SET PROBLEM> Repeat the records in full and exactly, omitting pictures.
— Start ENTRIES PROVIDED —
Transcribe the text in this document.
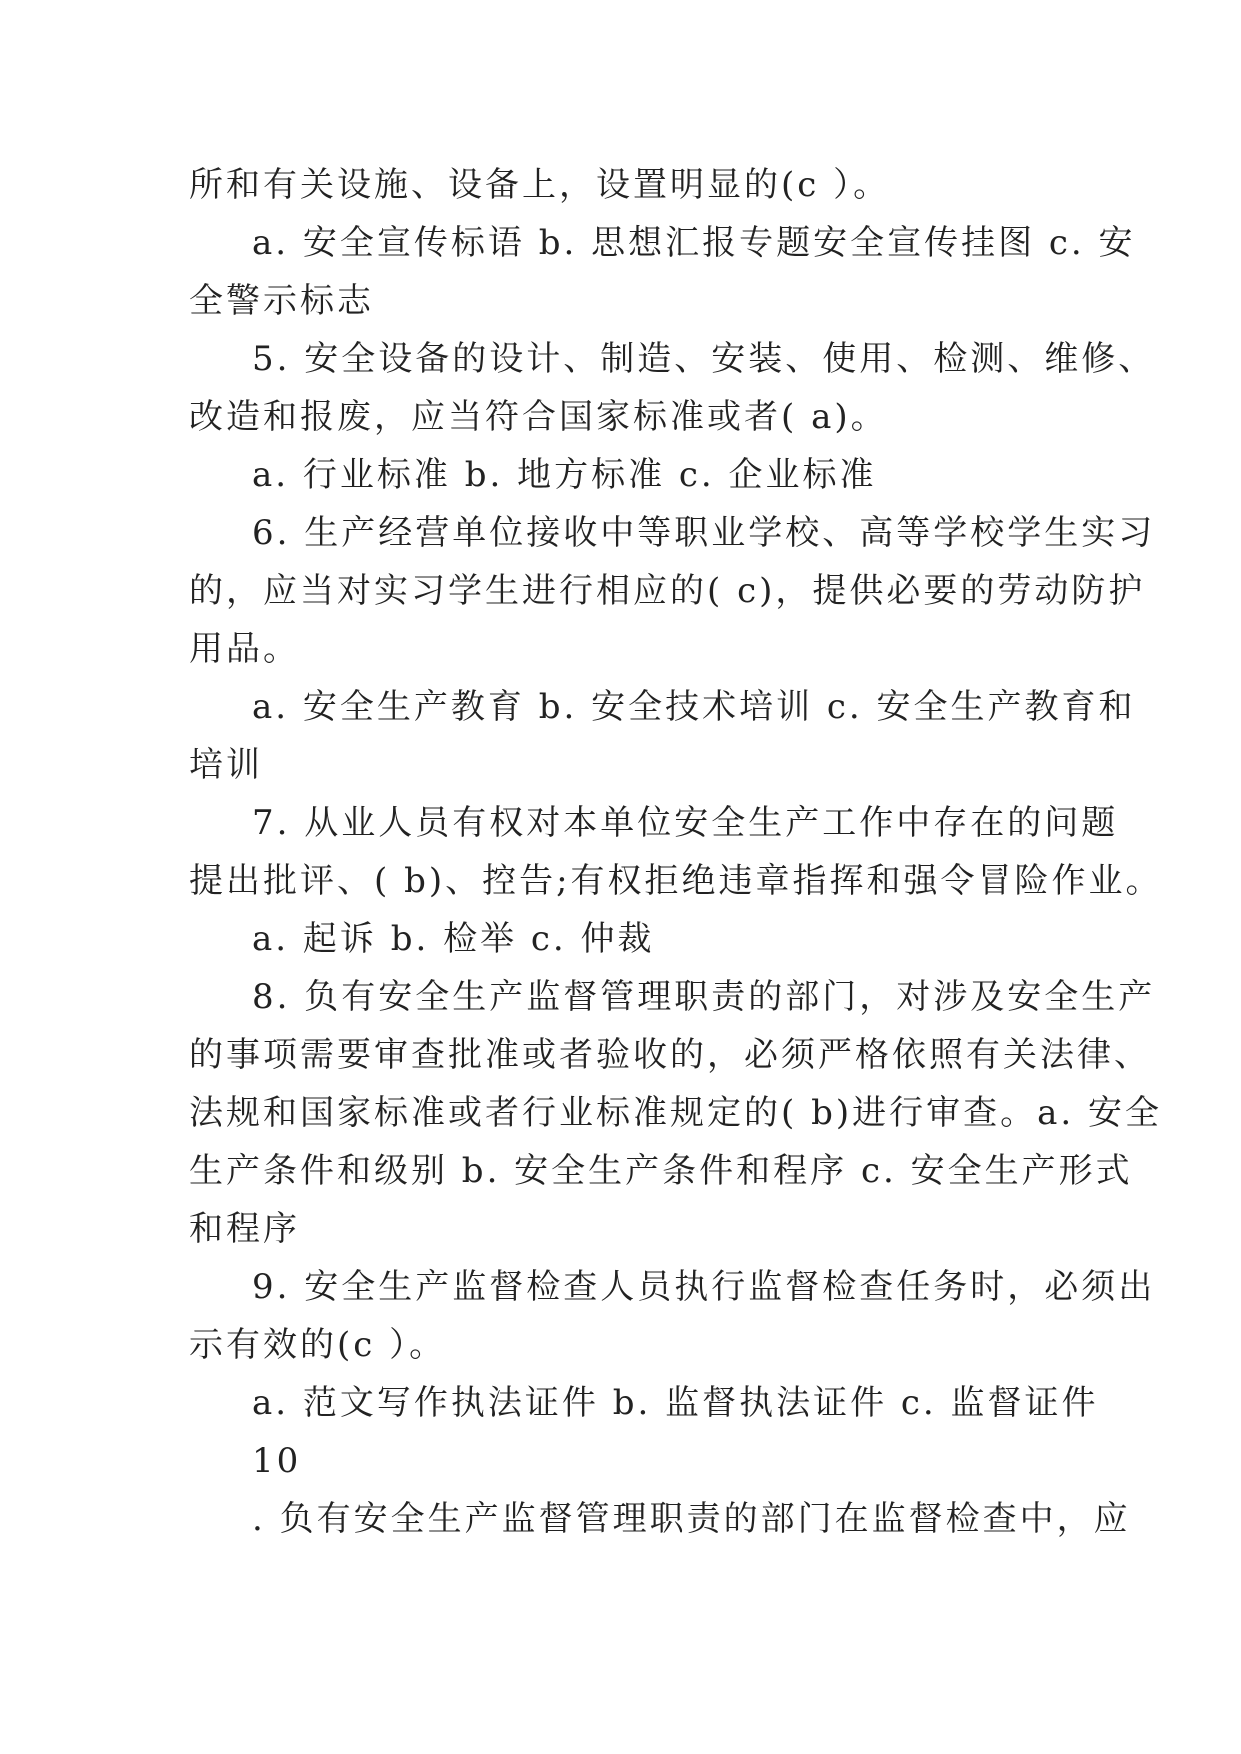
所和有关设施、设备上，设置明显的(c ）。
a. 安全宣传标语 b. 思想汇报专题安全宣传挂图 c. 安
全警示标志
5. 安全设备的设计、制造、安装、使用、检测、维修、
改造和报废，应当符合国家标准或者( a)。
a. 行业标准 b. 地方标准 c. 企业标准
6. 生产经营单位接收中等职业学校、高等学校学生实习
的，应当对实习学生进行相应的( c)，提供必要的劳动防护
用品。
a. 安全生产教育 b. 安全技术培训 c. 安全生产教育和
培训
7. 从业人员有权对本单位安全生产工作中存在的问题
提出批评、( b)、控告;有权拒绝违章指挥和强令冒险作业。
a. 起诉 b. 检举 c. 仲裁
8. 负有安全生产监督管理职责的部门，对涉及安全生产
的事项需要审查批准或者验收的，必须严格依照有关法律、
法规和国家标准或者行业标准规定的( b)进行审查。a. 安全
生产条件和级别 b. 安全生产条件和程序 c. 安全生产形式
和程序
9. 安全生产监督检查人员执行监督检查任务时，必须出
示有效的(c ）。
a. 范文写作执法证件 b. 监督执法证件 c. 监督证件
10
. 负有安全生产监督管理职责的部门在监督检查中，应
— End ENTRIES PROVIDED —
FULL RESPONSE>
Transcribe the text in this document.
所和有关设施、设备上，设置明显的(c ）。
a. 安全宣传标语 b. 思想汇报专题安全宣传挂图 c. 安
全警示标志
5. 安全设备的设计、制造、安装、使用、检测、维修、
改造和报废，应当符合国家标准或者( a)。
a. 行业标准 b. 地方标准 c. 企业标准
6. 生产经营单位接收中等职业学校、高等学校学生实习
的，应当对实习学生进行相应的( c)，提供必要的劳动防护
用品。
a. 安全生产教育 b. 安全技术培训 c. 安全生产教育和
培训
7. 从业人员有权对本单位安全生产工作中存在的问题
提出批评、( b)、控告;有权拒绝违章指挥和强令冒险作业。
a. 起诉 b. 检举 c. 仲裁
8. 负有安全生产监督管理职责的部门，对涉及安全生产
的事项需要审查批准或者验收的，必须严格依照有关法律、
法规和国家标准或者行业标准规定的( b)进行审查。a. 安全
生产条件和级别 b. 安全生产条件和程序 c. 安全生产形式
和程序
9. 安全生产监督检查人员执行监督检查任务时，必须出
示有效的(c ）。
a. 范文写作执法证件 b. 监督执法证件 c. 监督证件
10
. 负有安全生产监督管理职责的部门在监督检查中，应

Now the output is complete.